Document transcript data

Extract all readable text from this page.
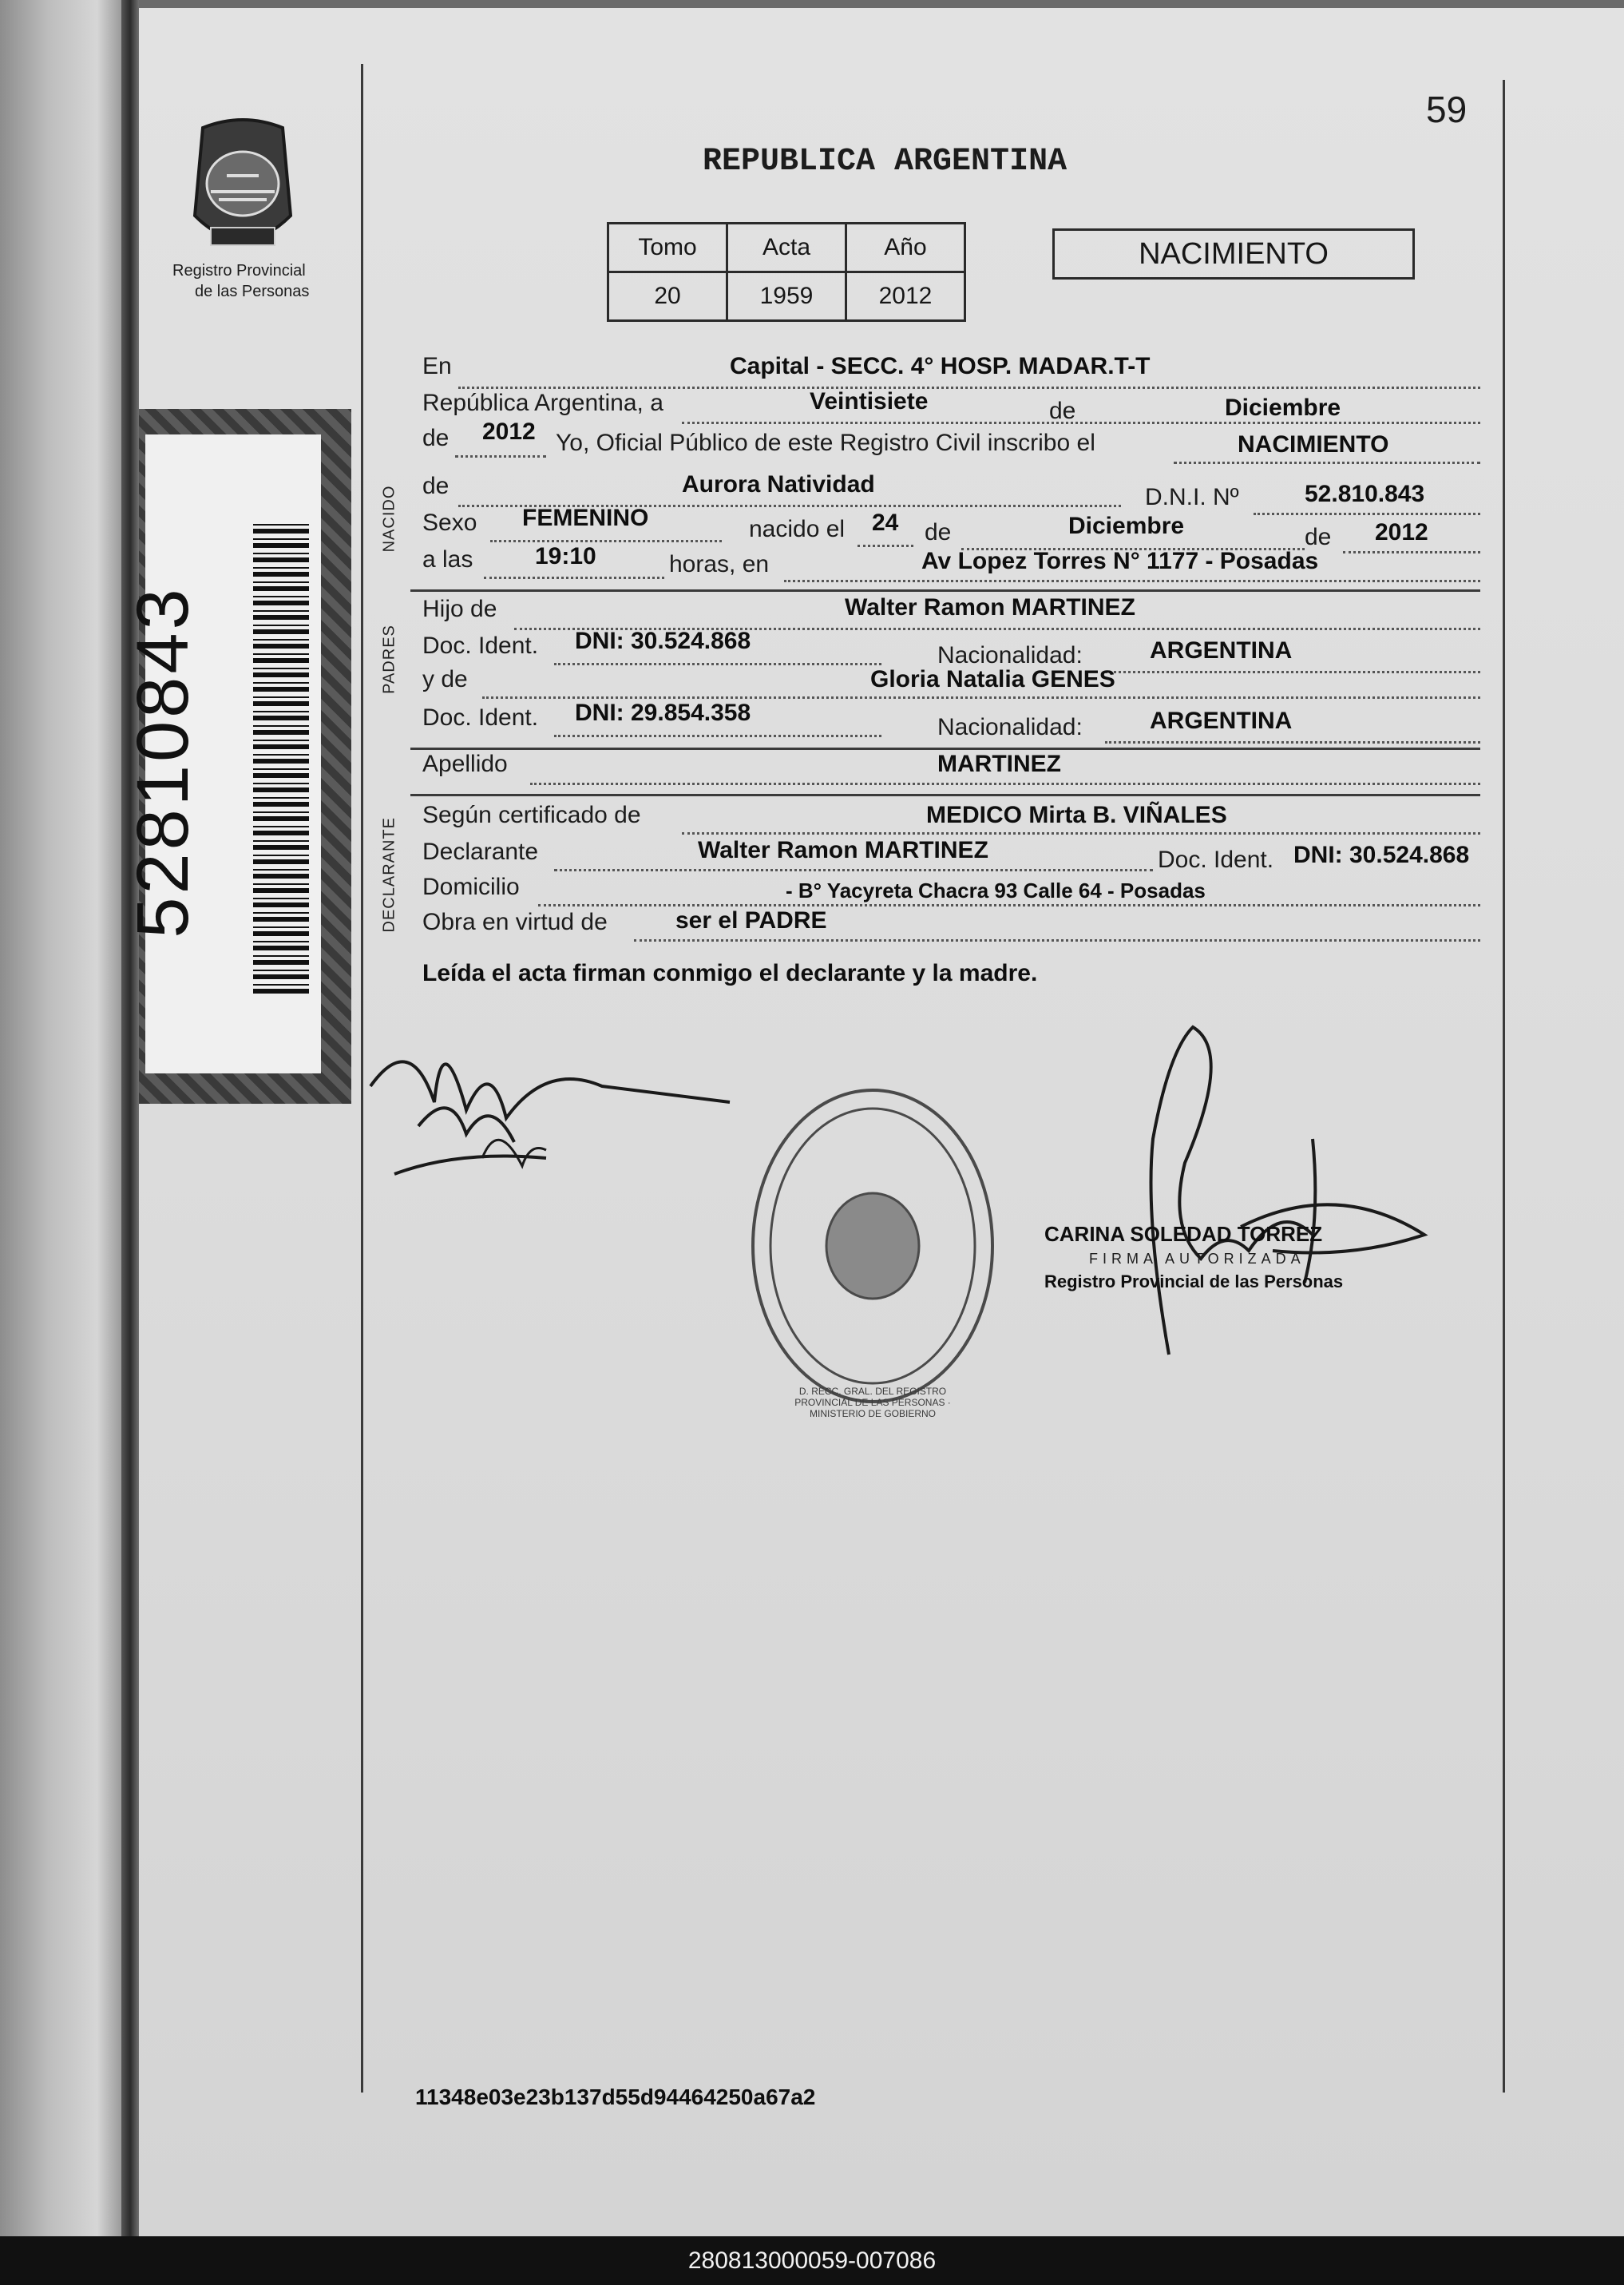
Registro Provincial
de las Personas
52810843
59
REPUBLICA ARGENTINA
Tomo	Acta	Año
20	1959	2012
NACIMIENTO
NACIDO
PADRES
DECLARANTE
En	Capital - SECC. 4° HOSP. MADAR.T-T
República Argentina, a	Veintisiete	de	Diciembre
de 2012 Yo, Oficial Público de este Registro Civil inscribo el	NACIMIENTO
de	Aurora Natividad	D.N.I. Nº	52.810.843
Sexo FEMENINO	nacido el 24 de	Diciembre	de 2012
a las	19:10	horas, en	Av Lopez Torres N° 1177 - Posadas
Hijo de	Walter Ramon MARTINEZ
Doc. Ident. DNI: 30.524.868
Nacionalidad:	ARGENTINA
y de	Gloria Natalia GENES
Doc. Ident. DNI: 29.854.358
Nacionalidad:	ARGENTINA
Apellido	MARTINEZ
Según certificado de	MEDICO Mirta B. VIÑALES
Declarante	Walter Ramon MARTINEZ	Doc. Ident. DNI: 30.524.868
Domicilio	- B° Yacyreta Chacra 93 Calle 64 - Posadas
Obra en virtud de	ser el PADRE
Leída el acta firman conmigo el declarante y la madre.
D. RECC. GRAL. DEL REGISTRO PROVINCIAL DE LAS PERSONAS · MINISTERIO DE GOBIERNO
CARINA SOLEDAD TORREZ
FIRMA AUTORIZADA
Registro Provincial de las Personas
11348e03e23b137d55d94464250a67a2
280813000059-007086
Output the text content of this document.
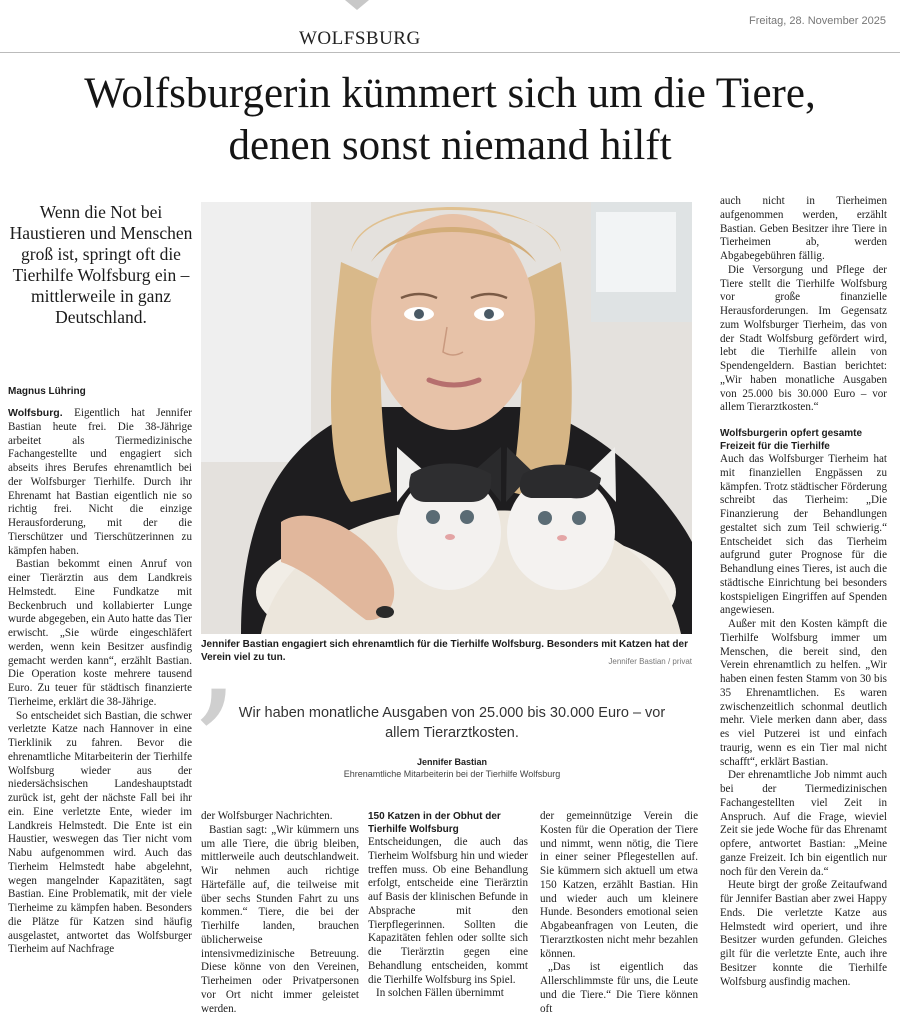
Freitag, 28. November 2025
WOLFSBURG
Wolfsburgerin kümmert sich um die Tiere,
denen sonst niemand hilft
Wenn die Not bei Haustieren und Menschen groß ist, springt oft die Tierhilfe Wolfsburg ein – mittlerweile in ganz Deutschland.
Magnus Lühring

Wolfsburg. Eigentlich hat Jennifer Bastian heute frei. Die 38-Jährige arbeitet als Tiermedizinische Fachangestellte und engagiert sich abseits ihres Berufes ehrenamtlich bei der Wolfsburger Tierhilfe. Durch ihr Ehrenamt hat Bastian eigentlich nie so richtig frei. Nicht die einzige Herausforderung, mit der die Tierschützer und Tierschützerinnen zu kämpfen haben.

Bastian bekommt einen Anruf von einer Tierärztin aus dem Landkreis Helmstedt. Eine Fundkatze mit Beckenbruch und kollabierter Lunge wurde abgegeben, ein Auto hatte das Tier erwischt. „Sie würde eingeschläfert werden, wenn kein Besitzer ausfindig gemacht werden kann“, erzählt Bastian. Die Operation koste mehrere tausend Euro. Zu teuer für städtisch finanzierte Tierheime, erklärt die 38-Jährige.

So entscheidet sich Bastian, die schwer verletzte Katze nach Hannover in eine Tierklinik zu fahren. Bevor die ehrenamtliche Mitarbeiterin der Tierhilfe Wolfsburg wieder aus der niedersächsischen Landeshauptstadt zurück ist, geht der nächste Fall bei ihr ein. Eine verletzte Ente, wieder im Landkreis Helmstedt. Die Ente ist ein Haustier, weswegen das Tier nicht vom Nabu aufgenommen wird. Auch das Tierheim Helmstedt habe abgelehnt, wegen mangelnder Kapazitäten, sagt Bastian. Eine Problematik, mit der viele Tierheime zu kämpfen haben. Besonders die Plätze für Katzen sind häufig ausgelastet, antwortet das Wolfsburger Tierheim auf Nachfrage

Jennifer Bastian engagiert sich ehrenamtlich für die Tierhilfe Wolfsburg. Besonders mit Katzen hat der Verein viel zu tun.	Jennifer Bastian / privat
’ Wir haben monatliche Ausgaben von 25.000 bis 30.000 Euro – vor allem Tierarztkosten.
Jennifer Bastian
Ehrenamtliche Mitarbeiterin bei der Tierhilfe Wolfsburg

der Wolfsburger Nachrichten.

Bastian sagt: „Wir kümmern uns um alle Tiere, die übrig bleiben, mittlerweile auch deutschlandweit. Wir nehmen auch richtige Härtefälle auf, die teilweise mit über sechs Stunden Fahrt zu uns kommen.“ Tiere, die bei der Tierhilfe landen, brauchen üblicherweise intensivmedizinische Betreuung. Diese könne von den Vereinen, Tierheimen oder Privatpersonen vor Ort nicht immer geleistet werden.

150 Katzen in der Obhut der Tierhilfe Wolfsburg

Entscheidungen, die auch das Tierheim Wolfsburg hin und wieder treffen muss. Ob eine Behandlung erfolgt, entscheide eine Tierärztin auf Basis der klinischen Befunde in Absprache mit den Tierpflegerinnen. Sollten die Kapazitäten fehlen oder sollte sich die Tierärztin gegen eine Behandlung entscheiden, kommt die Tierhilfe Wolfsburg ins Spiel.

In solchen Fällen übernimmt

der gemeinnützige Verein die Kosten für die Operation der Tiere und nimmt, wenn nötig, die Tiere in einer seiner Pflegestellen auf. Sie kümmern sich aktuell um etwa 150 Katzen, erzählt Bastian. Hin und wieder auch um kleinere Hunde. Besonders emotional seien Abgabeanfragen von Leuten, die Tierarztkosten nicht mehr bezahlen können.

„Das ist eigentlich das Allerschlimmste für uns, die Leute und die Tiere.“ Die Tiere können oft

auch nicht in Tierheimen aufgenommen werden, erzählt Bastian. Geben Besitzer ihre Tiere in Tierheimen ab, werden Abgabegebühren fällig.

Die Versorgung und Pflege der Tiere stellt die Tierhilfe Wolfsburg vor große finanzielle Herausforderungen. Im Gegensatz zum Wolfsburger Tierheim, das von der Stadt Wolfsburg gefördert wird, lebt die Tierhilfe allein von Spendengeldern. Bastian berichtet: „Wir haben monatliche Ausgaben von 25.000 bis 30.000 Euro – vor allem Tierarztkosten.“

Wolfsburgerin opfert gesamte Freizeit für die Tierhilfe

Auch das Wolfsburger Tierheim hat mit finanziellen Engpässen zu kämpfen. Trotz städtischer Förderung schreibt das Tierheim: „Die Finanzierung der Behandlungen gestaltet sich zum Teil schwierig.“ Entscheidet sich das Tierheim aufgrund guter Prognose für die Behandlung eines Tieres, ist auch die städtische Einrichtung bei besonders kostspieligen Eingriffen auf Spenden angewiesen.

Außer mit den Kosten kämpft die Tierhilfe Wolfsburg immer um Menschen, die bereit sind, den Verein ehrenamtlich zu helfen. „Wir haben einen festen Stamm von 30 bis 35 Ehrenamtlichen. Es waren zwischenzeitlich schonmal deutlich mehr. Viele merken dann aber, dass es viel Putzerei ist und einfach traurig, wenn es ein Tier mal nicht schafft“, erklärt Bastian.

Der ehrenamtliche Job nimmt auch bei der Tiermedizinischen Fachangestellten viel Zeit in Anspruch. Auf die Frage, wieviel Zeit sie jede Woche für das Ehrenamt opfere, antwortet Bastian: „Meine ganze Freizeit. Ich bin eigentlich nur noch für den Verein da.“

Heute birgt der große Zeitaufwand für Jennifer Bastian aber zwei Happy Ends. Die verletzte Katze aus Helmstedt wird operiert, und ihre Besitzer wurden gefunden. Gleiches gilt für die verletzte Ente, auch ihre Besitzer konnte die Tierhilfe Wolfsburg ausfindig machen.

● EXERCISE: Please count the lines in the records that hold the string "Walter", and give the number alone.

● WRITTEN ANSWER: 2